Data listing:

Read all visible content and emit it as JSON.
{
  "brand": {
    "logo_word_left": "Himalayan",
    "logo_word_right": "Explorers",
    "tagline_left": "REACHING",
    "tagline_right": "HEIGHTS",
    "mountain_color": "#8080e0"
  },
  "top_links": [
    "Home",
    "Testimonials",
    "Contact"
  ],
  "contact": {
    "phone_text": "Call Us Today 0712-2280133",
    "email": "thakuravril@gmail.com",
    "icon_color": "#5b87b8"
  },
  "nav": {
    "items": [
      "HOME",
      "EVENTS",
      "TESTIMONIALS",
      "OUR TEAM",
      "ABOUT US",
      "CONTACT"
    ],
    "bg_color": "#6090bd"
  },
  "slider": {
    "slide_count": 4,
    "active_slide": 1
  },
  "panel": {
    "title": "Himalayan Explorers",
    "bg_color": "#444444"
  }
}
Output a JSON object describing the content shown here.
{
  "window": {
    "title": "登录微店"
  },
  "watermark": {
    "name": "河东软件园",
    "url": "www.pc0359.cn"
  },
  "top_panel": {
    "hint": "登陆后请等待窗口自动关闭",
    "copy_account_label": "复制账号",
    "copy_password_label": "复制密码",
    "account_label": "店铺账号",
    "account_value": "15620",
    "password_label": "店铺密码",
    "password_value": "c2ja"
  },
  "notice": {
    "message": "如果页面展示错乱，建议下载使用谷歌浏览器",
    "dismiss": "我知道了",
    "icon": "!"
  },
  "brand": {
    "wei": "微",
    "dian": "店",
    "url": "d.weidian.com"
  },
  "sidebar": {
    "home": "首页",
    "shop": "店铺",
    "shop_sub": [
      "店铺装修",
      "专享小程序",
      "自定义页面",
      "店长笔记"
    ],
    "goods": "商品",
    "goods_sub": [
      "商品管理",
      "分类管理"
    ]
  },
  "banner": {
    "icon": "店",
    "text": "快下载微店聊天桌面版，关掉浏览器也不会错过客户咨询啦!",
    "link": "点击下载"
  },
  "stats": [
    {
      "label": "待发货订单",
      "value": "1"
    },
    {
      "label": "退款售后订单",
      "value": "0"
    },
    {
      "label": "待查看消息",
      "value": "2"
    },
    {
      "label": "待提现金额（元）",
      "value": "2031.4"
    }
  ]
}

§ **What the task requires**
Copy each line of the listing that includes "title".

§ **Response to this task**
    "title": "Himalayan Explorers",
    "title": "登录微店"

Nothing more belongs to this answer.